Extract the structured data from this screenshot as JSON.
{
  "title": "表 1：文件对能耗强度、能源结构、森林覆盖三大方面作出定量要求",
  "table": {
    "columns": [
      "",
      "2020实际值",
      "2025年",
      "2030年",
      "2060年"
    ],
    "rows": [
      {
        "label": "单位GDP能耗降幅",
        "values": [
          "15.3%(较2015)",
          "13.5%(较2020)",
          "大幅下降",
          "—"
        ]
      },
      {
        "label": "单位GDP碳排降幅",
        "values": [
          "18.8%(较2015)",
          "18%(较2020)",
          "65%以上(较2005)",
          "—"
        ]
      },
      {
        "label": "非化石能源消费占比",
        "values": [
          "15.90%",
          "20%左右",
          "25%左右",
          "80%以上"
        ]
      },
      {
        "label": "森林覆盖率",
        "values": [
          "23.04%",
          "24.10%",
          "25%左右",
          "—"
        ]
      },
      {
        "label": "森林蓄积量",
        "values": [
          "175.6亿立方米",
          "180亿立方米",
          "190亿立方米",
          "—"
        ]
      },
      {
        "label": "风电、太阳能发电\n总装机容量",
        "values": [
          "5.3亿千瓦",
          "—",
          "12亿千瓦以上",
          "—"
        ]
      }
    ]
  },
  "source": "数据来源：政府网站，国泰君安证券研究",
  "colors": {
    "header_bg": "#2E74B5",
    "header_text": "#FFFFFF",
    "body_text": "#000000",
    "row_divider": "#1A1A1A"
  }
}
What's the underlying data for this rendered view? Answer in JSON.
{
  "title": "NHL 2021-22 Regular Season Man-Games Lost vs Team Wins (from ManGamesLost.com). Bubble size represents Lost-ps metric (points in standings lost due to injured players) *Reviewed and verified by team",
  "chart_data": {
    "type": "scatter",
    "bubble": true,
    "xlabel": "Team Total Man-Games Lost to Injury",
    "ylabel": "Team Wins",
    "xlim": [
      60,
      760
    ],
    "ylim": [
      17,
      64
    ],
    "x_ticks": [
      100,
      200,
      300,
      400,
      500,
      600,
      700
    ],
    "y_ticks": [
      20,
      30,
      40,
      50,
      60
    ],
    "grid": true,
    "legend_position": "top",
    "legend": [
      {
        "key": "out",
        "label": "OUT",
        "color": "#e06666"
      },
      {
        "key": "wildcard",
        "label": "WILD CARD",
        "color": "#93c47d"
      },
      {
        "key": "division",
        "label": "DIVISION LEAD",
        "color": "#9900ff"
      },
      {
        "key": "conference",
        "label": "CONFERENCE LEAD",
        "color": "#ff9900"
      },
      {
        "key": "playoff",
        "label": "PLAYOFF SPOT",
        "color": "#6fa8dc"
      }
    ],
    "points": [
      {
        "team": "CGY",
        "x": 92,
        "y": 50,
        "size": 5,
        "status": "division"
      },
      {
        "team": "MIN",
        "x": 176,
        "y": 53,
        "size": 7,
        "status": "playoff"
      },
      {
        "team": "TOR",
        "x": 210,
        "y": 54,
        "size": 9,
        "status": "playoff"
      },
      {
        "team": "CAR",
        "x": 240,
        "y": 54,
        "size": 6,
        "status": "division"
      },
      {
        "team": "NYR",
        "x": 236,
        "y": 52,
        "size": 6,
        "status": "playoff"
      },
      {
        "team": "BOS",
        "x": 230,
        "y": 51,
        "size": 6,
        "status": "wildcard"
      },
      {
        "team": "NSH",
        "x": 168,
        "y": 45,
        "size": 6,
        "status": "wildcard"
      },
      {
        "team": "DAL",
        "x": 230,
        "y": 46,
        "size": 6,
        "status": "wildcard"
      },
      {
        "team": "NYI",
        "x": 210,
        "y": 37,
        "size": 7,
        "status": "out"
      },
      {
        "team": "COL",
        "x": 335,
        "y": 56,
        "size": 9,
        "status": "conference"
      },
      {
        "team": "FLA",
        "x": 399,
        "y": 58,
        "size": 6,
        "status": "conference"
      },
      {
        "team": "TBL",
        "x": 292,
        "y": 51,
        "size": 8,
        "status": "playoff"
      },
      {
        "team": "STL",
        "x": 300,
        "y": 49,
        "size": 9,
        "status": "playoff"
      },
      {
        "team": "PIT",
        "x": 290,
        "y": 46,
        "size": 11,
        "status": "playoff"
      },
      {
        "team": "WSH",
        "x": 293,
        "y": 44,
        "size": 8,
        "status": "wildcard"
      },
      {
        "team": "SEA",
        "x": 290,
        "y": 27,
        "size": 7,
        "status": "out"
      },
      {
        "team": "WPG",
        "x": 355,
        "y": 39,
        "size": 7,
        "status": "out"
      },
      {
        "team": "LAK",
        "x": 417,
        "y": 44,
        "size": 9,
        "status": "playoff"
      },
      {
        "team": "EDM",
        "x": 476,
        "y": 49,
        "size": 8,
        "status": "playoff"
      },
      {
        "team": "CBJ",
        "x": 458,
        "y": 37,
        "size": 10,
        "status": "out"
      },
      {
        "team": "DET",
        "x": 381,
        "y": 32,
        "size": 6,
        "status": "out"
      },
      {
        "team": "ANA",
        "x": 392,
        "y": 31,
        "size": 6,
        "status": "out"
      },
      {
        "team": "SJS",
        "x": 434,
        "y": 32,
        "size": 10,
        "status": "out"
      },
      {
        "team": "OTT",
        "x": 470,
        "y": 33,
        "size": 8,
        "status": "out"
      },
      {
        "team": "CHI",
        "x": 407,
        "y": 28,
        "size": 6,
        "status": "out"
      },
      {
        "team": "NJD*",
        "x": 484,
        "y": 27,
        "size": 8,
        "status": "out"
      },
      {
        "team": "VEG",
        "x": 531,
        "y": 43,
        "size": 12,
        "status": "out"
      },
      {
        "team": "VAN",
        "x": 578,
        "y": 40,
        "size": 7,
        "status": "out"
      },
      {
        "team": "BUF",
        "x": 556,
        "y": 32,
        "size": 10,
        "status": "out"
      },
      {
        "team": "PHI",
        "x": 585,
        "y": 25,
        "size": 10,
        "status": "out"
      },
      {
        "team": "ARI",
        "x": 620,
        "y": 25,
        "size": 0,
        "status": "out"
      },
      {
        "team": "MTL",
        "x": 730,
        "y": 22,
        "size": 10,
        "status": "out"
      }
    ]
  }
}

◆ **JOB**: Your task is to print all of the records exactly.

◆ **EXERCISE ANSWER**:
Extract the structured data from this screenshot as JSON.
{
  "title": "表 1：文件对能耗强度、能源结构、森林覆盖三大方面作出定量要求",
  "table": {
    "columns": [
      "",
      "2020实际值",
      "2025年",
      "2030年",
      "2060年"
    ],
    "rows": [
      {
        "label": "单位GDP能耗降幅",
        "values": [
          "15.3%(较2015)",
          "13.5%(较2020)",
          "大幅下降",
          "—"
        ]
      },
      {
        "label": "单位GDP碳排降幅",
        "values": [
          "18.8%(较2015)",
          "18%(较2020)",
          "65%以上(较2005)",
          "—"
        ]
      },
      {
        "label": "非化石能源消费占比",
        "values": [
          "15.90%",
          "20%左右",
          "25%左右",
          "80%以上"
        ]
      },
      {
        "label": "森林覆盖率",
        "values": [
          "23.04%",
          "24.10%",
          "25%左右",
          "—"
        ]
      },
      {
        "label": "森林蓄积量",
        "values": [
          "175.6亿立方米",
          "180亿立方米",
          "190亿立方米",
          "—"
        ]
      },
      {
        "label": "风电、太阳能发电\n总装机容量",
        "values": [
          "5.3亿千瓦",
          "—",
          "12亿千瓦以上",
          "—"
        ]
      }
    ]
  },
  "source": "数据来源：政府网站，国泰君安证券研究",
  "colors": {
    "header_bg": "#2E74B5",
    "header_text": "#FFFFFF",
    "body_text": "#000000",
    "row_divider": "#1A1A1A"
  }
}
What's the underlying data for this rendered view? Answer in JSON.
{
  "title": "NHL 2021-22 Regular Season Man-Games Lost vs Team Wins (from ManGamesLost.com). Bubble size represents Lost-ps metric (points in standings lost due to injured players) *Reviewed and verified by team",
  "chart_data": {
    "type": "scatter",
    "bubble": true,
    "xlabel": "Team Total Man-Games Lost to Injury",
    "ylabel": "Team Wins",
    "xlim": [
      60,
      760
    ],
    "ylim": [
      17,
      64
    ],
    "x_ticks": [
      100,
      200,
      300,
      400,
      500,
      600,
      700
    ],
    "y_ticks": [
      20,
      30,
      40,
      50,
      60
    ],
    "grid": true,
    "legend_position": "top",
    "legend": [
      {
        "key": "out",
        "label": "OUT",
        "color": "#e06666"
      },
      {
        "key": "wildcard",
        "label": "WILD CARD",
        "color": "#93c47d"
      },
      {
        "key": "division",
        "label": "DIVISION LEAD",
        "color": "#9900ff"
      },
      {
        "key": "conference",
        "label": "CONFERENCE LEAD",
        "color": "#ff9900"
      },
      {
        "key": "playoff",
        "label": "PLAYOFF SPOT",
        "color": "#6fa8dc"
      }
    ],
    "points": [
      {
        "team": "CGY",
        "x": 92,
        "y": 50,
        "size": 5,
        "status": "division"
      },
      {
        "team": "MIN",
        "x": 176,
        "y": 53,
        "size": 7,
        "status": "playoff"
      },
      {
        "team": "TOR",
        "x": 210,
        "y": 54,
        "size": 9,
        "status": "playoff"
      },
      {
        "team": "CAR",
        "x": 240,
        "y": 54,
        "size": 6,
        "status": "division"
      },
      {
        "team": "NYR",
        "x": 236,
        "y": 52,
        "size": 6,
        "status": "playoff"
      },
      {
        "team": "BOS",
        "x": 230,
        "y": 51,
        "size": 6,
        "status": "wildcard"
      },
      {
        "team": "NSH",
        "x": 168,
        "y": 45,
        "size": 6,
        "status": "wildcard"
      },
      {
        "team": "DAL",
        "x": 230,
        "y": 46,
        "size": 6,
        "status": "wildcard"
      },
      {
        "team": "NYI",
        "x": 210,
        "y": 37,
        "size": 7,
        "status": "out"
      },
      {
        "team": "COL",
        "x": 335,
        "y": 56,
        "size": 9,
        "status": "conference"
      },
      {
        "team": "FLA",
        "x": 399,
        "y": 58,
        "size": 6,
        "status": "conference"
      },
      {
        "team": "TBL",
        "x": 292,
        "y": 51,
        "size": 8,
        "status": "playoff"
      },
      {
        "team": "STL",
        "x": 300,
        "y": 49,
        "size": 9,
        "status": "playoff"
      },
      {
        "team": "PIT",
        "x": 290,
        "y": 46,
        "size": 11,
        "status": "playoff"
      },
      {
        "team": "WSH",
        "x": 293,
        "y": 44,
        "size": 8,
        "status": "wildcard"
      },
      {
        "team": "SEA",
        "x": 290,
        "y": 27,
        "size": 7,
        "status": "out"
      },
      {
        "team": "WPG",
        "x": 355,
        "y": 39,
        "size": 7,
        "status": "out"
      },
      {
        "team": "LAK",
        "x": 417,
        "y": 44,
        "size": 9,
        "status": "playoff"
      },
      {
        "team": "EDM",
        "x": 476,
        "y": 49,
        "size": 8,
        "status": "playoff"
      },
      {
        "team": "CBJ",
        "x": 458,
        "y": 37,
        "size": 10,
        "status": "out"
      },
      {
        "team": "DET",
        "x": 381,
        "y": 32,
        "size": 6,
        "status": "out"
      },
      {
        "team": "ANA",
        "x": 392,
        "y": 31,
        "size": 6,
        "status": "out"
      },
      {
        "team": "SJS",
        "x": 434,
        "y": 32,
        "size": 10,
        "status": "out"
      },
      {
        "team": "OTT",
        "x": 470,
        "y": 33,
        "size": 8,
        "status": "out"
      },
      {
        "team": "CHI",
        "x": 407,
        "y": 28,
        "size": 6,
        "status": "out"
      },
      {
        "team": "NJD*",
        "x": 484,
        "y": 27,
        "size": 8,
        "status": "out"
      },
      {
        "team": "VEG",
        "x": 531,
        "y": 43,
        "size": 12,
        "status": "out"
      },
      {
        "team": "VAN",
        "x": 578,
        "y": 40,
        "size": 7,
        "status": "out"
      },
      {
        "team": "BUF",
        "x": 556,
        "y": 32,
        "size": 10,
        "status": "out"
      },
      {
        "team": "PHI",
        "x": 585,
        "y": 25,
        "size": 10,
        "status": "out"
      },
      {
        "team": "ARI",
        "x": 620,
        "y": 25,
        "size": 0,
        "status": "out"
      },
      {
        "team": "MTL",
        "x": 730,
        "y": 22,
        "size": 10,
        "status": "out"
      }
    ]
  }
}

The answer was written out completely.